>> START
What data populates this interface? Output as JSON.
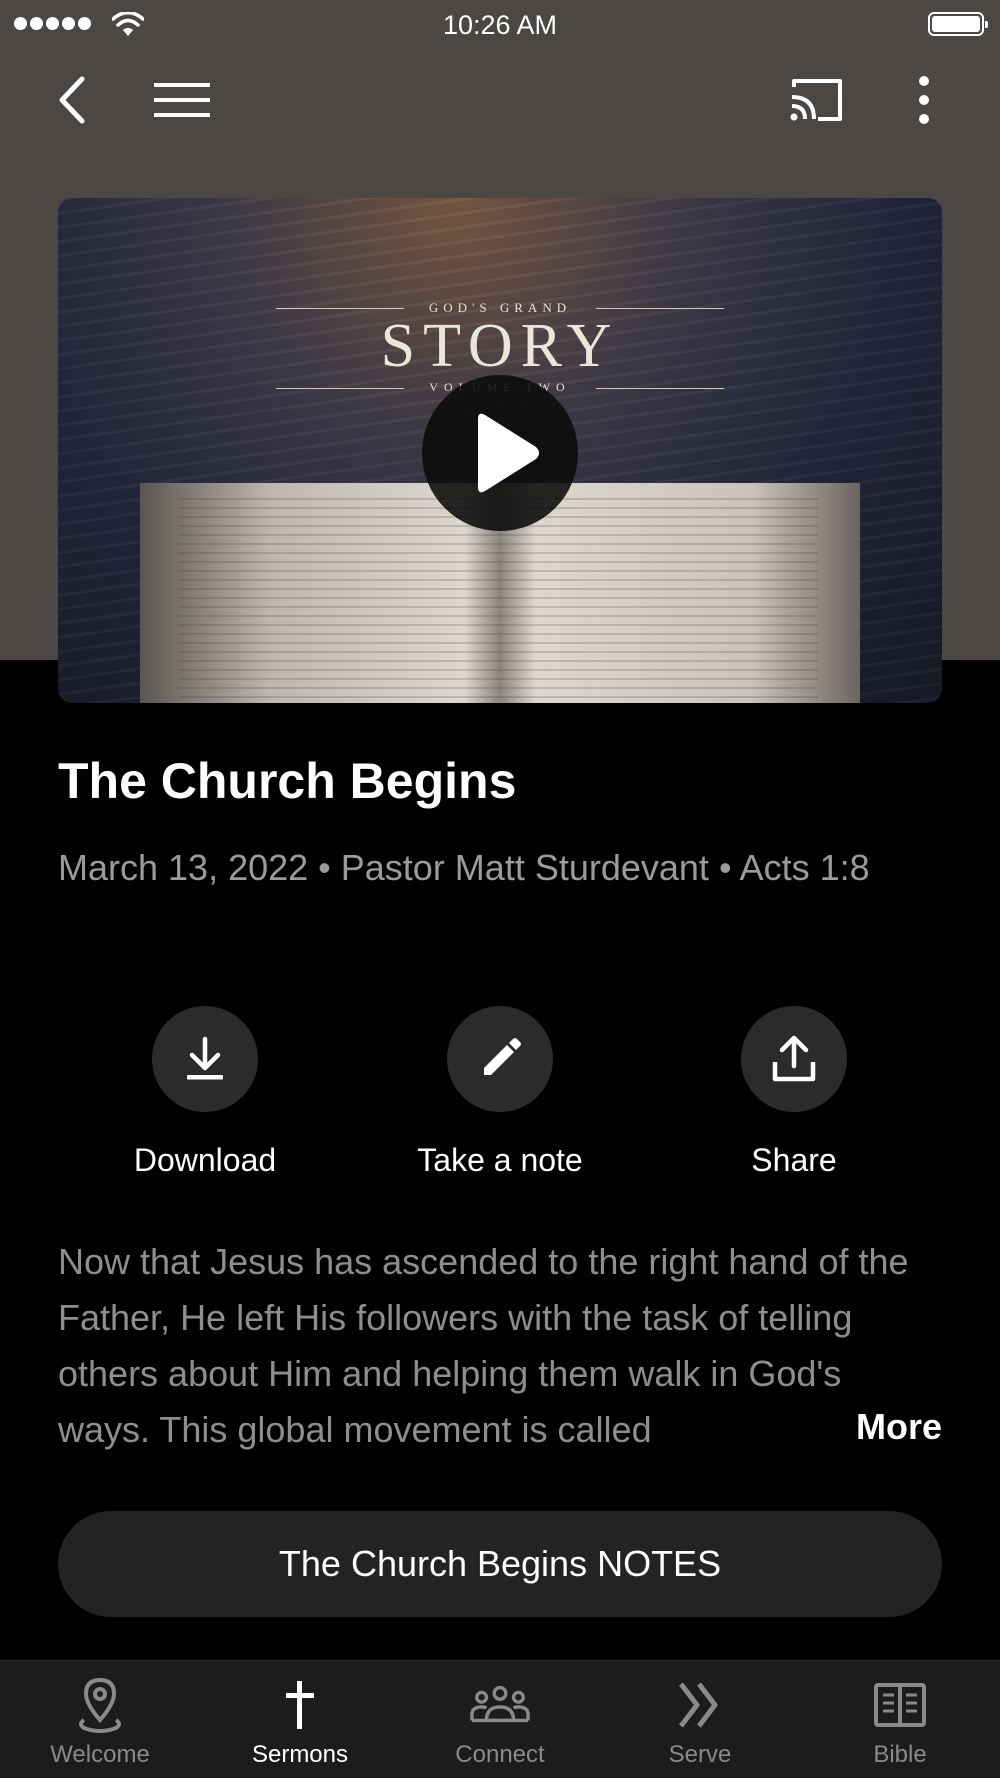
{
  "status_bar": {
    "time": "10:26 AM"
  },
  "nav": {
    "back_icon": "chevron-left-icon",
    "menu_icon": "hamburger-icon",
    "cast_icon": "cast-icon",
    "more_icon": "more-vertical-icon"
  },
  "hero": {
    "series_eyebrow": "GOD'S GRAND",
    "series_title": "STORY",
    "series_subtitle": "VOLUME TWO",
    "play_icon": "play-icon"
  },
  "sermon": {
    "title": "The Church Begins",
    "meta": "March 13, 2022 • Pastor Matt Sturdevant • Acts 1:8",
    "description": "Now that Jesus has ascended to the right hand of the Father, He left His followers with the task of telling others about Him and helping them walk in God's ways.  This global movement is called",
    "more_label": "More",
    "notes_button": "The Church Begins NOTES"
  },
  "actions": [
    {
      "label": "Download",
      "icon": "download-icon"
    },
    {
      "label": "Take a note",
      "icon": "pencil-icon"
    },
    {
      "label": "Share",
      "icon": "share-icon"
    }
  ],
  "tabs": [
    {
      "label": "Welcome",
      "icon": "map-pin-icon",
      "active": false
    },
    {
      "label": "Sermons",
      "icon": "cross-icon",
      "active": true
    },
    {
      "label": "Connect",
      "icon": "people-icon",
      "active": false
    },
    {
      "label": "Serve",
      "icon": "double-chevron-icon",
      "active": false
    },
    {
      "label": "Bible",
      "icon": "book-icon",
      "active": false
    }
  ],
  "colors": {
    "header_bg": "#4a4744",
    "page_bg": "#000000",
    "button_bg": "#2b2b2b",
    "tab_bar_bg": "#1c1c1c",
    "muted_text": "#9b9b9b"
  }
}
>> END
> [PROBLEM DESCRIPTION]
Reproduce each record above by retyping it exactly; omit all images.

> [RESPONSE TO THIS TASK]
What data populates this interface? Output as JSON.
{
  "status_bar": {
    "time": "10:26 AM"
  },
  "nav": {
    "back_icon": "chevron-left-icon",
    "menu_icon": "hamburger-icon",
    "cast_icon": "cast-icon",
    "more_icon": "more-vertical-icon"
  },
  "hero": {
    "series_eyebrow": "GOD'S GRAND",
    "series_title": "STORY",
    "series_subtitle": "VOLUME TWO",
    "play_icon": "play-icon"
  },
  "sermon": {
    "title": "The Church Begins",
    "meta": "March 13, 2022 • Pastor Matt Sturdevant • Acts 1:8",
    "description": "Now that Jesus has ascended to the right hand of the Father, He left His followers with the task of telling others about Him and helping them walk in God's ways.  This global movement is called",
    "more_label": "More",
    "notes_button": "The Church Begins NOTES"
  },
  "actions": [
    {
      "label": "Download",
      "icon": "download-icon"
    },
    {
      "label": "Take a note",
      "icon": "pencil-icon"
    },
    {
      "label": "Share",
      "icon": "share-icon"
    }
  ],
  "tabs": [
    {
      "label": "Welcome",
      "icon": "map-pin-icon",
      "active": false
    },
    {
      "label": "Sermons",
      "icon": "cross-icon",
      "active": true
    },
    {
      "label": "Connect",
      "icon": "people-icon",
      "active": false
    },
    {
      "label": "Serve",
      "icon": "double-chevron-icon",
      "active": false
    },
    {
      "label": "Bible",
      "icon": "book-icon",
      "active": false
    }
  ],
  "colors": {
    "header_bg": "#4a4744",
    "page_bg": "#000000",
    "button_bg": "#2b2b2b",
    "tab_bar_bg": "#1c1c1c",
    "muted_text": "#9b9b9b"
  }
}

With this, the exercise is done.